Task description
Repeat every line exactly, keeping the pictures out of the copy.

Data shown
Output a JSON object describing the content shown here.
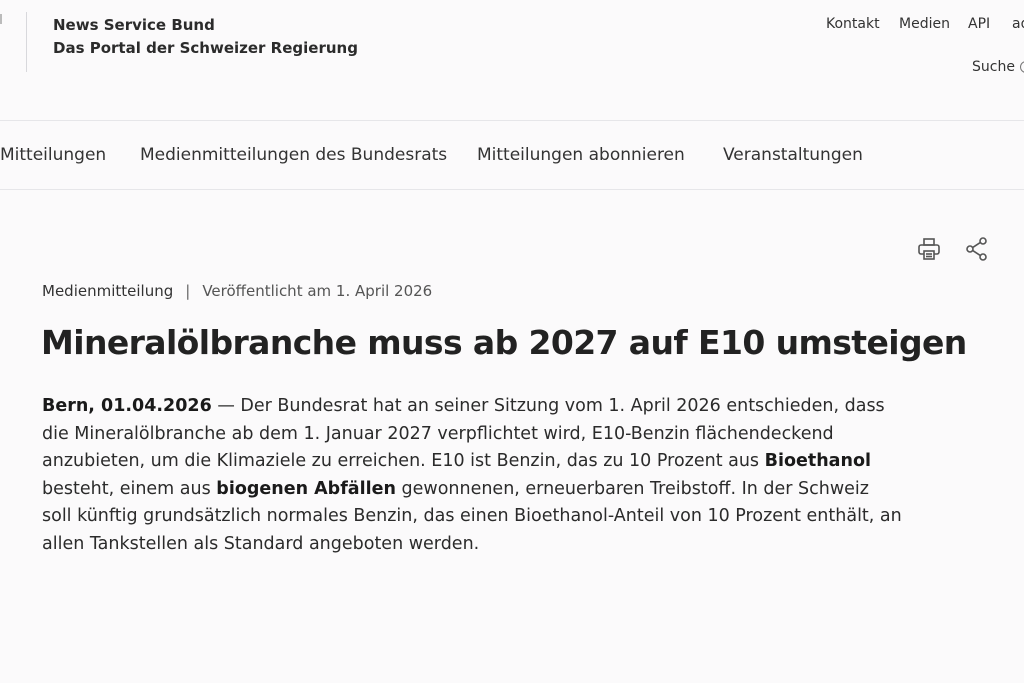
{
  "header": {
    "title_line1": "News Service Bund",
    "title_line2": "Das Portal der Schweizer Regierung",
    "meta_nav": [
      "Kontakt",
      "Medien",
      "API",
      "ad"
    ],
    "search_label": "Suche"
  },
  "main_nav": [
    "Mitteilungen",
    "Medienmitteilungen des Bundesrats",
    "Mitteilungen abonnieren",
    "Veranstaltungen"
  ],
  "tools": {
    "print": "printer-icon",
    "share": "share-icon"
  },
  "article": {
    "type": "Medienmitteilung",
    "separator": "|",
    "published": "Veröffentlicht am 1. April 2026",
    "headline": "Mineralölbranche muss ab 2027 auf E10 umsteigen",
    "dateline": "Bern, 01.04.2026",
    "text_1": " — Der Bundesrat hat an seiner Sitzung vom 1. April 2026 entschieden, dass die Mineralölbranche ab dem 1. Januar 2027 verpflichtet wird, E10-Benzin flächendeckend anzubieten, um die Klimaziele zu erreichen. E10 ist Benzin, das zu 10 Prozent aus ",
    "bold_1": "Bioethanol",
    "text_2": " besteht, einem aus ",
    "bold_2": "biogenen Abfällen",
    "text_3": " gewonnenen, erneuerbaren Treibstoff. In der Schweiz soll künftig grundsätzlich normales Benzin, das einen Bioethanol-Anteil von 10 Prozent enthält, an allen Tankstellen als Standard angeboten werden."
  }
}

Output for this task
Output a JSON object describing the content shown here.
{
  "header": {
    "title_line1": "News Service Bund",
    "title_line2": "Das Portal der Schweizer Regierung",
    "meta_nav": [
      "Kontakt",
      "Medien",
      "API",
      "ad"
    ],
    "search_label": "Suche"
  },
  "main_nav": [
    "Mitteilungen",
    "Medienmitteilungen des Bundesrats",
    "Mitteilungen abonnieren",
    "Veranstaltungen"
  ],
  "tools": {
    "print": "printer-icon",
    "share": "share-icon"
  },
  "article": {
    "type": "Medienmitteilung",
    "separator": "|",
    "published": "Veröffentlicht am 1. April 2026",
    "headline": "Mineralölbranche muss ab 2027 auf E10 umsteigen",
    "dateline": "Bern, 01.04.2026",
    "text_1": " — Der Bundesrat hat an seiner Sitzung vom 1. April 2026 entschieden, dass die Mineralölbranche ab dem 1. Januar 2027 verpflichtet wird, E10-Benzin flächendeckend anzubieten, um die Klimaziele zu erreichen. E10 ist Benzin, das zu 10 Prozent aus ",
    "bold_1": "Bioethanol",
    "text_2": " besteht, einem aus ",
    "bold_2": "biogenen Abfällen",
    "text_3": " gewonnenen, erneuerbaren Treibstoff. In der Schweiz soll künftig grundsätzlich normales Benzin, das einen Bioethanol-Anteil von 10 Prozent enthält, an allen Tankstellen als Standard angeboten werden."
  }
}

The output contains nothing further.